■ **Exercise description**
Format the rows as a numbered list, starting with the first row and going up to and including the row with "- headphones-icon: [42, 273, 62, 293]". Leave out any blank lines.

[Records excerpted from a collection]
● ● ●

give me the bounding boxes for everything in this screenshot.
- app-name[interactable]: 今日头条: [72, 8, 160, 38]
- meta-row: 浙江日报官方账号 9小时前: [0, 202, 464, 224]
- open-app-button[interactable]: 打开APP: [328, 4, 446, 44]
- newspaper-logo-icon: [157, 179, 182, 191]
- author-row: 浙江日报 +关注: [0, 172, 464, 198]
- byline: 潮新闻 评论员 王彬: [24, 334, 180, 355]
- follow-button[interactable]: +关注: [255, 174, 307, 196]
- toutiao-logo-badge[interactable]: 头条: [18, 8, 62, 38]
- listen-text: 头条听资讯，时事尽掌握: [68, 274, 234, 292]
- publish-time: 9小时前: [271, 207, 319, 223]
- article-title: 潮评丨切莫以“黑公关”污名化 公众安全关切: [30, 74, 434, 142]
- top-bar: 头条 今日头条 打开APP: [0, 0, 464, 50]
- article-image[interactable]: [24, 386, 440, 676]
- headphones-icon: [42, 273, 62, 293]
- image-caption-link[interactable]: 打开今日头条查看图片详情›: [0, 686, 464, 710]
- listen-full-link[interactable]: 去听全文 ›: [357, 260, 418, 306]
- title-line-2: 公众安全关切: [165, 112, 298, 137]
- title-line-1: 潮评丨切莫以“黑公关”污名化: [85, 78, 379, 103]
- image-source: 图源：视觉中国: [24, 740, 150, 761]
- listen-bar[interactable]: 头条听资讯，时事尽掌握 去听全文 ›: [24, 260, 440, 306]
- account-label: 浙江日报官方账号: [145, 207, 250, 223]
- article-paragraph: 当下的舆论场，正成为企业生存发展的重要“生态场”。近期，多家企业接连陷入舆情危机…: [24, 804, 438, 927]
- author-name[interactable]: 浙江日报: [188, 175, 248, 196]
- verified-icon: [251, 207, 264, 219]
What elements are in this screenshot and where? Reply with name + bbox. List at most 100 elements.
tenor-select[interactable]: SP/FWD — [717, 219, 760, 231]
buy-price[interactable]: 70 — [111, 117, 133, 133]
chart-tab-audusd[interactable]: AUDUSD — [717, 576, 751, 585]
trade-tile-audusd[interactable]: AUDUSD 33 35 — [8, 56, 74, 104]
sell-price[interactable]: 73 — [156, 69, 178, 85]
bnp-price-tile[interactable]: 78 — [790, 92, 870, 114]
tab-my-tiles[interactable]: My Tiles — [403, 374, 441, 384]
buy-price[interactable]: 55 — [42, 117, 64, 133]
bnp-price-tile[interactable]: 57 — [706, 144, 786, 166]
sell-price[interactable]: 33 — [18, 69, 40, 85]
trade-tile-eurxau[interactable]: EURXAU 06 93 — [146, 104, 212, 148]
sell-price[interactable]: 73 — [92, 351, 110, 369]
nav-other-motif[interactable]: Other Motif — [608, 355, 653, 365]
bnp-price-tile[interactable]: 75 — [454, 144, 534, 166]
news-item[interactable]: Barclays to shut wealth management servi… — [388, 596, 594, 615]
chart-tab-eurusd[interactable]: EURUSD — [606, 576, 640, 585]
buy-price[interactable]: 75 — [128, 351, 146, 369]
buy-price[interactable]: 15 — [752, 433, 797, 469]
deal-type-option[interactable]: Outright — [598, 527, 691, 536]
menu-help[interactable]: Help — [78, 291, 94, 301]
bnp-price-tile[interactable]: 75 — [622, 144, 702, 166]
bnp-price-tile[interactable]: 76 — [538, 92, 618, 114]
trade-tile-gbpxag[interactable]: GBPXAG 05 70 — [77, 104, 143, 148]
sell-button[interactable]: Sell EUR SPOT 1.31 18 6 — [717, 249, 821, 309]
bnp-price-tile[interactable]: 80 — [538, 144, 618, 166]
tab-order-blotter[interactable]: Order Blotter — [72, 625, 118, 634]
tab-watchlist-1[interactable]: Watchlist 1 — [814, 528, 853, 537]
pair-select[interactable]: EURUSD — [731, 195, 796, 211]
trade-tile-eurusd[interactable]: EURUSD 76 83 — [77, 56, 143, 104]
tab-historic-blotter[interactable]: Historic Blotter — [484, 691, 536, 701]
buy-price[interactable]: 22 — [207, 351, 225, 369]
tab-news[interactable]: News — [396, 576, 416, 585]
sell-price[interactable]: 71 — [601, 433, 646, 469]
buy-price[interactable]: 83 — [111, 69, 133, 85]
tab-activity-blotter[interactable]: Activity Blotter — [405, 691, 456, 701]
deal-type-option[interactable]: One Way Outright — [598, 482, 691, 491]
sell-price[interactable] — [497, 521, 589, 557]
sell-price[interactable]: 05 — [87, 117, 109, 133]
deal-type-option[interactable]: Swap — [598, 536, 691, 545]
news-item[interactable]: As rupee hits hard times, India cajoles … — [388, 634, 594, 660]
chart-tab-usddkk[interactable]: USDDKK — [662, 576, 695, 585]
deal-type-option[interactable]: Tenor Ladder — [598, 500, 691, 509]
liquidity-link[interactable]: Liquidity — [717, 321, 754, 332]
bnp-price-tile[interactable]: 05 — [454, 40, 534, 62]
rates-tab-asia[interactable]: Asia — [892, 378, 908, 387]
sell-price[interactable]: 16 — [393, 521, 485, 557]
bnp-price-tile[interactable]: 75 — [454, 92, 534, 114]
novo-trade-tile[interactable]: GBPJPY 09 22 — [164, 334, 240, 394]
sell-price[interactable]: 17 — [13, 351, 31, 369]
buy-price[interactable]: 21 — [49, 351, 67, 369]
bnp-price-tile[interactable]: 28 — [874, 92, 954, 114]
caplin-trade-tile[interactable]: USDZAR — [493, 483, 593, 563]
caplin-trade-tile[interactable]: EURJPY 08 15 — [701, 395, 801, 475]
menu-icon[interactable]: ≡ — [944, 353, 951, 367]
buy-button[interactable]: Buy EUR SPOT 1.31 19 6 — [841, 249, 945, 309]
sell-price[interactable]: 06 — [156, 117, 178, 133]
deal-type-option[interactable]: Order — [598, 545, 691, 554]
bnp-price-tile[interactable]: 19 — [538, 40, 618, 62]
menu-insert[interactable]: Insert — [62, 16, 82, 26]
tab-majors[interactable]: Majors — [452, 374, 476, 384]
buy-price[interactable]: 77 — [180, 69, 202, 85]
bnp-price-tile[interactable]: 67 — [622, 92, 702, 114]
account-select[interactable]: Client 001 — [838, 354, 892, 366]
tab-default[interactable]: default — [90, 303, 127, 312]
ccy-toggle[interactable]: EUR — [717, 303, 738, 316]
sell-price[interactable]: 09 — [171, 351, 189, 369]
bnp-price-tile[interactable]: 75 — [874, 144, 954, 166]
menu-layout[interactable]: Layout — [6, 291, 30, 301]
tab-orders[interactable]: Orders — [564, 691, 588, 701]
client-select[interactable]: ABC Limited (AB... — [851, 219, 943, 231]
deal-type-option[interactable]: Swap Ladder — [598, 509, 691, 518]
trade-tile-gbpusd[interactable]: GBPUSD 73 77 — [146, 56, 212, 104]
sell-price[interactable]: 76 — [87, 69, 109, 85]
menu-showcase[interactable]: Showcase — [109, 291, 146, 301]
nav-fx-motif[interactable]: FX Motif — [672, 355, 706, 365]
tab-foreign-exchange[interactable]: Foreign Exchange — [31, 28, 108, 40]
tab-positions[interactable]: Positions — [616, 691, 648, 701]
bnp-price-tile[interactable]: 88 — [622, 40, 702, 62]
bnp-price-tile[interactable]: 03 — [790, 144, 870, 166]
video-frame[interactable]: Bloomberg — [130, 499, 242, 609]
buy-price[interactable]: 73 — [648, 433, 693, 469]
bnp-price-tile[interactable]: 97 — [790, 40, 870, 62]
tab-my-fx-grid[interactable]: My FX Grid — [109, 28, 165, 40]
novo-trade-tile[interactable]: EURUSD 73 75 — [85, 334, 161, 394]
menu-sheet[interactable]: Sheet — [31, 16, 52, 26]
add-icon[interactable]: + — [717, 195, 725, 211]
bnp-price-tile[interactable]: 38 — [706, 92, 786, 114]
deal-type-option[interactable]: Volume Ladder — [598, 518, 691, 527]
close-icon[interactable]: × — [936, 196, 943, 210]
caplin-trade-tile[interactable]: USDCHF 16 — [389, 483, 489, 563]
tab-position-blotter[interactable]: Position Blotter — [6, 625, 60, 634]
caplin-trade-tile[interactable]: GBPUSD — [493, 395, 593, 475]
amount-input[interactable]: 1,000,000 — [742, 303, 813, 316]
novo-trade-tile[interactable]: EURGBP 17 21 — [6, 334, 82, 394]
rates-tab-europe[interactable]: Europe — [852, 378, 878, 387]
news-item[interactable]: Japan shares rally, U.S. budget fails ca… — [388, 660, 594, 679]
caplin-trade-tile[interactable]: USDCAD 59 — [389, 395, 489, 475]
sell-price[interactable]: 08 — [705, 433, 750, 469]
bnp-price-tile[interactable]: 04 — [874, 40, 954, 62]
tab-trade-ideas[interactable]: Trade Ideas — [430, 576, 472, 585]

● ● ●

■ **Expected output**
1. give me the bounding boxes for everything in this screenshot.
2. - app-name[interactable]: 今日头条: [72, 8, 160, 38]
3. - meta-row: 浙江日报官方账号 9小时前: [0, 202, 464, 224]
4. - open-app-button[interactable]: 打开APP: [328, 4, 446, 44]
5. - newspaper-logo-icon: [157, 179, 182, 191]
6. - author-row: 浙江日报 +关注: [0, 172, 464, 198]
7. - byline: 潮新闻 评论员 王彬: [24, 334, 180, 355]
8. - follow-button[interactable]: +关注: [255, 174, 307, 196]
9. - toutiao-logo-badge[interactable]: 头条: [18, 8, 62, 38]
10. - listen-text: 头条听资讯，时事尽掌握: [68, 274, 234, 292]
11. - publish-time: 9小时前: [271, 207, 319, 223]
12. - article-title: 潮评丨切莫以“黑公关”污名化 公众安全关切: [30, 74, 434, 142]
13. - top-bar: 头条 今日头条 打开APP: [0, 0, 464, 50]
14. - article-image[interactable]: [24, 386, 440, 676]
15. - headphones-icon: [42, 273, 62, 293]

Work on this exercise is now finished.